● **Data to process**:
- - -
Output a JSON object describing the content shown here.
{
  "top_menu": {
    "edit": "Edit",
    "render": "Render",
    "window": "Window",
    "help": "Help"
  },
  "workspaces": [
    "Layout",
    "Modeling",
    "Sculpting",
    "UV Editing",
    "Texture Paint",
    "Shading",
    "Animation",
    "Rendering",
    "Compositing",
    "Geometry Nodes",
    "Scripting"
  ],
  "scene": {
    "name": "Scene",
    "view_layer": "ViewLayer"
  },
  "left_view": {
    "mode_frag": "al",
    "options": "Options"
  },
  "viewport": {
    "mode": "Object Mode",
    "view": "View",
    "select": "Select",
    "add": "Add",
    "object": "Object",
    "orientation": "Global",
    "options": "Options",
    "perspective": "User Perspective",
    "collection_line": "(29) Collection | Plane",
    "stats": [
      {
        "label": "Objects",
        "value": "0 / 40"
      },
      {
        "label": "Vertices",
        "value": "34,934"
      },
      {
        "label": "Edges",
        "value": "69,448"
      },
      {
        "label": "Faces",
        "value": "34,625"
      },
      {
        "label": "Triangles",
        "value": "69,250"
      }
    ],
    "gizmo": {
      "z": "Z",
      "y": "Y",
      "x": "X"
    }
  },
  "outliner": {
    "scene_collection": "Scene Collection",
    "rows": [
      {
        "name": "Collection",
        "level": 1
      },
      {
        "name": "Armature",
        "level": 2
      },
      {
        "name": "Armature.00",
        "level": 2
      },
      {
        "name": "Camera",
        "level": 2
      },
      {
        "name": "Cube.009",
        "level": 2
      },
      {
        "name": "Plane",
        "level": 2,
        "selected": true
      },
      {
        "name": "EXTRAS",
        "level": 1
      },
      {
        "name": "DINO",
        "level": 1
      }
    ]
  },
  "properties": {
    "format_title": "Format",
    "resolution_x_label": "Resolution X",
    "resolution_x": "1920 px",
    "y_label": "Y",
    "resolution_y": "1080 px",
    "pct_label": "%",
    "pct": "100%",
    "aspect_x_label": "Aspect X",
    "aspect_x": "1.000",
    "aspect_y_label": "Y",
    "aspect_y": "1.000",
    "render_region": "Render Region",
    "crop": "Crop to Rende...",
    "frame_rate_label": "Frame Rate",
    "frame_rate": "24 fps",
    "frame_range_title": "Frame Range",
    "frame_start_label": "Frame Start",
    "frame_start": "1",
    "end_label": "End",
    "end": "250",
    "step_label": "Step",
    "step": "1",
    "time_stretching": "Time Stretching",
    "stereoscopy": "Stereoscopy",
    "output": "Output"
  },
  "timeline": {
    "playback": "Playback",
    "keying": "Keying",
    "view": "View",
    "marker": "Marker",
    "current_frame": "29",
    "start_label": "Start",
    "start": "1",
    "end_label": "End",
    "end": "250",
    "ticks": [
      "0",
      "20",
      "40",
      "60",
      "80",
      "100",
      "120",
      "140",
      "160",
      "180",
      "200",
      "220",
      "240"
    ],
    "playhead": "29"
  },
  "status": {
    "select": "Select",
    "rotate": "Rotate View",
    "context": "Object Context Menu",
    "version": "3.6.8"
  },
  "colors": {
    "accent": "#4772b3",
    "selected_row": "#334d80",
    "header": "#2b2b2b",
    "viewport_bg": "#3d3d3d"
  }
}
- - -
● **What is asked**: Recopy all the lines exactly as they appear.

● **Full output**:
Output a JSON object describing the content shown here.
{
  "top_menu": {
    "edit": "Edit",
    "render": "Render",
    "window": "Window",
    "help": "Help"
  },
  "workspaces": [
    "Layout",
    "Modeling",
    "Sculpting",
    "UV Editing",
    "Texture Paint",
    "Shading",
    "Animation",
    "Rendering",
    "Compositing",
    "Geometry Nodes",
    "Scripting"
  ],
  "scene": {
    "name": "Scene",
    "view_layer": "ViewLayer"
  },
  "left_view": {
    "mode_frag": "al",
    "options": "Options"
  },
  "viewport": {
    "mode": "Object Mode",
    "view": "View",
    "select": "Select",
    "add": "Add",
    "object": "Object",
    "orientation": "Global",
    "options": "Options",
    "perspective": "User Perspective",
    "collection_line": "(29) Collection | Plane",
    "stats": [
      {
        "label": "Objects",
        "value": "0 / 40"
      },
      {
        "label": "Vertices",
        "value": "34,934"
      },
      {
        "label": "Edges",
        "value": "69,448"
      },
      {
        "label": "Faces",
        "value": "34,625"
      },
      {
        "label": "Triangles",
        "value": "69,250"
      }
    ],
    "gizmo": {
      "z": "Z",
      "y": "Y",
      "x": "X"
    }
  },
  "outliner": {
    "scene_collection": "Scene Collection",
    "rows": [
      {
        "name": "Collection",
        "level": 1
      },
      {
        "name": "Armature",
        "level": 2
      },
      {
        "name": "Armature.00",
        "level": 2
      },
      {
        "name": "Camera",
        "level": 2
      },
      {
        "name": "Cube.009",
        "level": 2
      },
      {
        "name": "Plane",
        "level": 2,
        "selected": true
      },
      {
        "name": "EXTRAS",
        "level": 1
      },
      {
        "name": "DINO",
        "level": 1
      }
    ]
  },
  "properties": {
    "format_title": "Format",
    "resolution_x_label": "Resolution X",
    "resolution_x": "1920 px",
    "y_label": "Y",
    "resolution_y": "1080 px",
    "pct_label": "%",
    "pct": "100%",
    "aspect_x_label": "Aspect X",
    "aspect_x": "1.000",
    "aspect_y_label": "Y",
    "aspect_y": "1.000",
    "render_region": "Render Region",
    "crop": "Crop to Rende...",
    "frame_rate_label": "Frame Rate",
    "frame_rate": "24 fps",
    "frame_range_title": "Frame Range",
    "frame_start_label": "Frame Start",
    "frame_start": "1",
    "end_label": "End",
    "end": "250",
    "step_label": "Step",
    "step": "1",
    "time_stretching": "Time Stretching",
    "stereoscopy": "Stereoscopy",
    "output": "Output"
  },
  "timeline": {
    "playback": "Playback",
    "keying": "Keying",
    "view": "View",
    "marker": "Marker",
    "current_frame": "29",
    "start_label": "Start",
    "start": "1",
    "end_label": "End",
    "end": "250",
    "ticks": [
      "0",
      "20",
      "40",
      "60",
      "80",
      "100",
      "120",
      "140",
      "160",
      "180",
      "200",
      "220",
      "240"
    ],
    "playhead": "29"
  },
  "status": {
    "select": "Select",
    "rotate": "Rotate View",
    "context": "Object Context Menu",
    "version": "3.6.8"
  },
  "colors": {
    "accent": "#4772b3",
    "selected_row": "#334d80",
    "header": "#2b2b2b",
    "viewport_bg": "#3d3d3d"
  }
}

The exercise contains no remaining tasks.